Data items:
* BEGIN *
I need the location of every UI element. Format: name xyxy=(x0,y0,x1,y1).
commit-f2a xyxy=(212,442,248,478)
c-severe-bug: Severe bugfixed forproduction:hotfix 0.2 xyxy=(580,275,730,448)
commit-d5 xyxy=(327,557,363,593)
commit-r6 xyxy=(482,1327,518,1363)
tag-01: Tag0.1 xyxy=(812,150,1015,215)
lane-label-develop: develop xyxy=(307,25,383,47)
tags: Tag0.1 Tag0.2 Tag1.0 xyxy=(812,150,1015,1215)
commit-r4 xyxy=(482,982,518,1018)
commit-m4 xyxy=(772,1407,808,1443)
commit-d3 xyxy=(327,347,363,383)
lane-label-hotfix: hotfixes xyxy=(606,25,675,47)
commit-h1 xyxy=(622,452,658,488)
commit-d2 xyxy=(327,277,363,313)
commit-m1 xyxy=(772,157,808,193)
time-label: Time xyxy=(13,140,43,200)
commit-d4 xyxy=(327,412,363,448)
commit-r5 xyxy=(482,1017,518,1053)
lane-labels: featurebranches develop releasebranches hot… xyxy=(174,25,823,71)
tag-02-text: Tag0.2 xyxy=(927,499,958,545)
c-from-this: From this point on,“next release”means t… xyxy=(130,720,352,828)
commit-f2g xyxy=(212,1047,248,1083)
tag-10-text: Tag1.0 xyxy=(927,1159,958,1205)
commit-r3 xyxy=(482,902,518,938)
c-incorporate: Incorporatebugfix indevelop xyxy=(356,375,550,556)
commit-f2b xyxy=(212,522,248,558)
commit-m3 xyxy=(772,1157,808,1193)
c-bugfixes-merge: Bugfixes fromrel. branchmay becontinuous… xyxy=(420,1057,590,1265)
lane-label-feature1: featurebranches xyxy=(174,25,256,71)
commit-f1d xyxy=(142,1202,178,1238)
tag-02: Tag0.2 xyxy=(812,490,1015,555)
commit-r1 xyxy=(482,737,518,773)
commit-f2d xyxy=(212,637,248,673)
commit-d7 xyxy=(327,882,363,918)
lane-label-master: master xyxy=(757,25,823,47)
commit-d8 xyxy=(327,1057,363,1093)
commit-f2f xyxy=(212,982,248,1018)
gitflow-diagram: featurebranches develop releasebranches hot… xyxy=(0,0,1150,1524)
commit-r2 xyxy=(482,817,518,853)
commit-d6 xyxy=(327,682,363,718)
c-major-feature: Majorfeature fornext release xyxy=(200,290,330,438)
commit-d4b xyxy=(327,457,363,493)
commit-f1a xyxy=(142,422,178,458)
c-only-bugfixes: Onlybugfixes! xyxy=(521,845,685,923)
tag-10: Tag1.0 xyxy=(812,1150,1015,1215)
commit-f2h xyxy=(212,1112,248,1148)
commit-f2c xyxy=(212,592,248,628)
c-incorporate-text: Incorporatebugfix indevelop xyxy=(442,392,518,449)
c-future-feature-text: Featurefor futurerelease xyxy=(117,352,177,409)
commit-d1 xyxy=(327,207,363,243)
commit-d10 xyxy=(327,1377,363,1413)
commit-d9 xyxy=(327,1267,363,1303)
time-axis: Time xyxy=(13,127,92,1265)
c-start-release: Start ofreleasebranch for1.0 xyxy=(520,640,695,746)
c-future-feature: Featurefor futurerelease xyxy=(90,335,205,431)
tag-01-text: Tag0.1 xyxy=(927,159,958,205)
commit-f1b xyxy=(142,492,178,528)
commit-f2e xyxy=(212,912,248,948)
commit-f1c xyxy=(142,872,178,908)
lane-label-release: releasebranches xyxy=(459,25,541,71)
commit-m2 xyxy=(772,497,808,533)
* END *
_STATED EXERCISE_
Reproduce the lines verbatim from the start of the data items through the line that contains "tags: Tag0.1 Tag0.2", including both the first line and that last line.

_SOLVED EXERCISE_
I need the location of every UI element. Format: name xyxy=(x0,y0,x1,y1).
commit-f2a xyxy=(212,442,248,478)
c-severe-bug: Severe bugfixed forproduction:hotfix 0.2 xyxy=(580,275,730,448)
commit-d5 xyxy=(327,557,363,593)
commit-r6 xyxy=(482,1327,518,1363)
tag-01: Tag0.1 xyxy=(812,150,1015,215)
lane-label-develop: develop xyxy=(307,25,383,47)
tags: Tag0.1 Tag0.2 Tag1.0 xyxy=(812,150,1015,1215)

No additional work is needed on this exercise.